-- CONJUNTO DE REGISTROS --
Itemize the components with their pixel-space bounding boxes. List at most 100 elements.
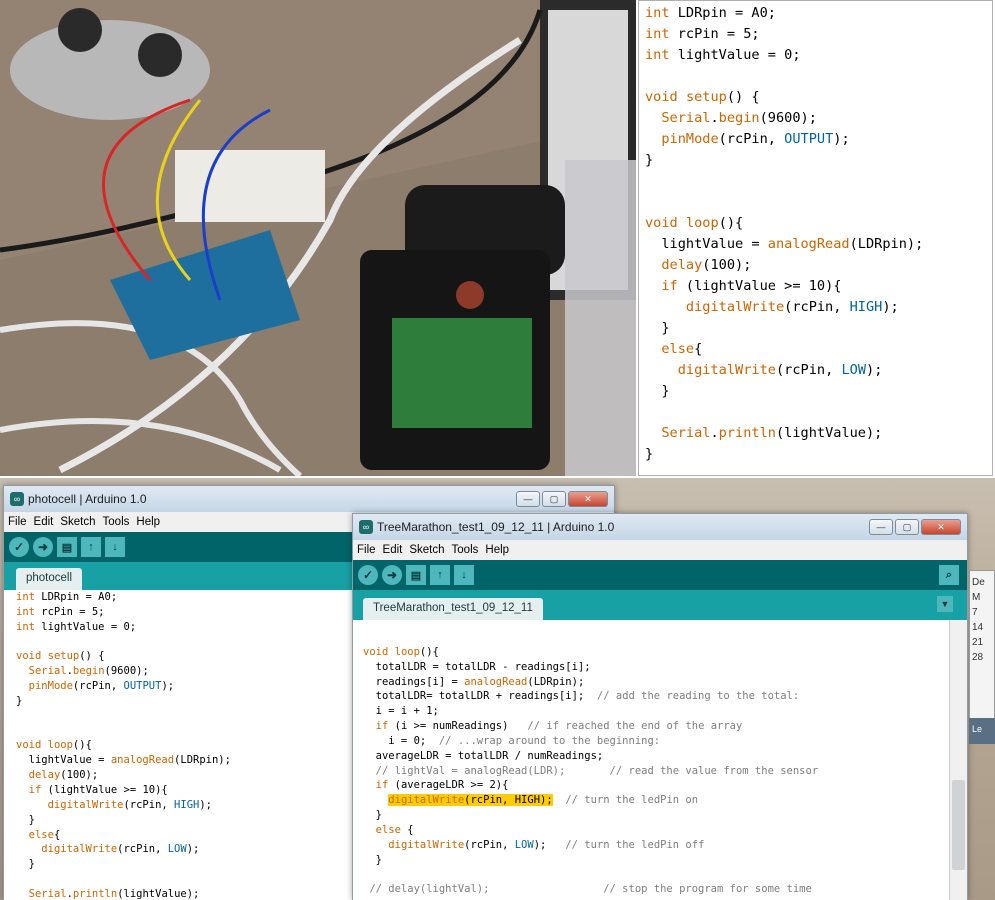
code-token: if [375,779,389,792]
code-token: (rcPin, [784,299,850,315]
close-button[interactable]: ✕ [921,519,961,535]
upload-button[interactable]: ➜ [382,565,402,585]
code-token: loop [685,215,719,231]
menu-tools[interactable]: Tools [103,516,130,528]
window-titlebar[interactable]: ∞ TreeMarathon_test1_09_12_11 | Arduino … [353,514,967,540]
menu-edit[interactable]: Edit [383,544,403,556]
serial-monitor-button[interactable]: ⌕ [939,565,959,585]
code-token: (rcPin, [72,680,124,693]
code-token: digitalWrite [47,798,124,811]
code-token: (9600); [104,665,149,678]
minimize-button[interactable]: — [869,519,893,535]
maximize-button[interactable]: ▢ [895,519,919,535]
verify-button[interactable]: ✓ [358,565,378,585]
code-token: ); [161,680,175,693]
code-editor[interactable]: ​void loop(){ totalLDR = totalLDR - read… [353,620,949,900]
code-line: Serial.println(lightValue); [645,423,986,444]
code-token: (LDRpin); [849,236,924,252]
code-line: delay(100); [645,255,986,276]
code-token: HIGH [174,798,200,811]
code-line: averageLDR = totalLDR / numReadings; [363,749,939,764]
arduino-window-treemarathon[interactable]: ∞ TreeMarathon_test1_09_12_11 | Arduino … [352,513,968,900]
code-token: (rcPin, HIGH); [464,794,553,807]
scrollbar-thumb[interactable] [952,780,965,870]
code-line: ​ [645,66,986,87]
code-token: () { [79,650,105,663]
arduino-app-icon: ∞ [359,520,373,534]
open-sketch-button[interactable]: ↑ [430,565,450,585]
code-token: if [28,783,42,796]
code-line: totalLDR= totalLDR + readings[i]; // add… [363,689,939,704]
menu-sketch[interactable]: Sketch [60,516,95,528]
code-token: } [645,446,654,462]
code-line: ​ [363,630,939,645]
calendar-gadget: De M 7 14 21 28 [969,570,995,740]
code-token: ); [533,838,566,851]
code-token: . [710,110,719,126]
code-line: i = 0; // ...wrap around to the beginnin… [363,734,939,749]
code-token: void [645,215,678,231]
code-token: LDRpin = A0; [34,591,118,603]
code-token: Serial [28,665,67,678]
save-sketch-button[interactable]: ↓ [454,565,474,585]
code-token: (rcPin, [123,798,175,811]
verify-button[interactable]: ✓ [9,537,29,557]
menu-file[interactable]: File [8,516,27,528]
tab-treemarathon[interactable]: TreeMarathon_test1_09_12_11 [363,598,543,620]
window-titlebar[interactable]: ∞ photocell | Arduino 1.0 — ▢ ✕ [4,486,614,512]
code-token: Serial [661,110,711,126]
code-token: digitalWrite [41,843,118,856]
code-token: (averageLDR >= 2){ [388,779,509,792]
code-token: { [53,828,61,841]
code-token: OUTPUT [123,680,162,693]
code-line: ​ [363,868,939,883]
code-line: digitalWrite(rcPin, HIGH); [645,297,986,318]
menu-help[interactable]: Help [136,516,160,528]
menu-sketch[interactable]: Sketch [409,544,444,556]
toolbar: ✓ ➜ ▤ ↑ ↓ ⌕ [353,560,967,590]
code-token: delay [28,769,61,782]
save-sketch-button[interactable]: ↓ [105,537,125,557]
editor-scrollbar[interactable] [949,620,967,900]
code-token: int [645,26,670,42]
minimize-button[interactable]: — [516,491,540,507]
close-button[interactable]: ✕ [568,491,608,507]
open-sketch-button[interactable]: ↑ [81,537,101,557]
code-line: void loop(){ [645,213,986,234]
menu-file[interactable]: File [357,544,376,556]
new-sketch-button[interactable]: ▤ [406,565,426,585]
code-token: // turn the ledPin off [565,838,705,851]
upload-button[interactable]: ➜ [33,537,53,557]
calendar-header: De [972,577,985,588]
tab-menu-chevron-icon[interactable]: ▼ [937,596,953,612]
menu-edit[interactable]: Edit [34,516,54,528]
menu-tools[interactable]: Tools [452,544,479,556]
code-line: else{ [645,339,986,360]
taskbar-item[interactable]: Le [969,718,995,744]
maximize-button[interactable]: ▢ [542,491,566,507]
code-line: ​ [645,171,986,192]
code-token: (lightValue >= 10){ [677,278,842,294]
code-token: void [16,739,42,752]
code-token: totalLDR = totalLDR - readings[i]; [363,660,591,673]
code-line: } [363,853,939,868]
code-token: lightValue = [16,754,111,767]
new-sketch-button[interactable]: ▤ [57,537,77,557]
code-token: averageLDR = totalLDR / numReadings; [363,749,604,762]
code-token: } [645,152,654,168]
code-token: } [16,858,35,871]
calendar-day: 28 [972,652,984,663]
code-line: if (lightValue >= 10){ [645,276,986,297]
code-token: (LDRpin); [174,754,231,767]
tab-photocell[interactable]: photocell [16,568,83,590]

-- LO QUE SE PIDE --
Reúne, por favor, todas las líneas de los registros de arriba que contengan la cadena "tools".

-- LA RESPUESTA --
menu-tools[interactable]: Tools [103,516,130,528]
menu-tools[interactable]: Tools [452,544,479,556]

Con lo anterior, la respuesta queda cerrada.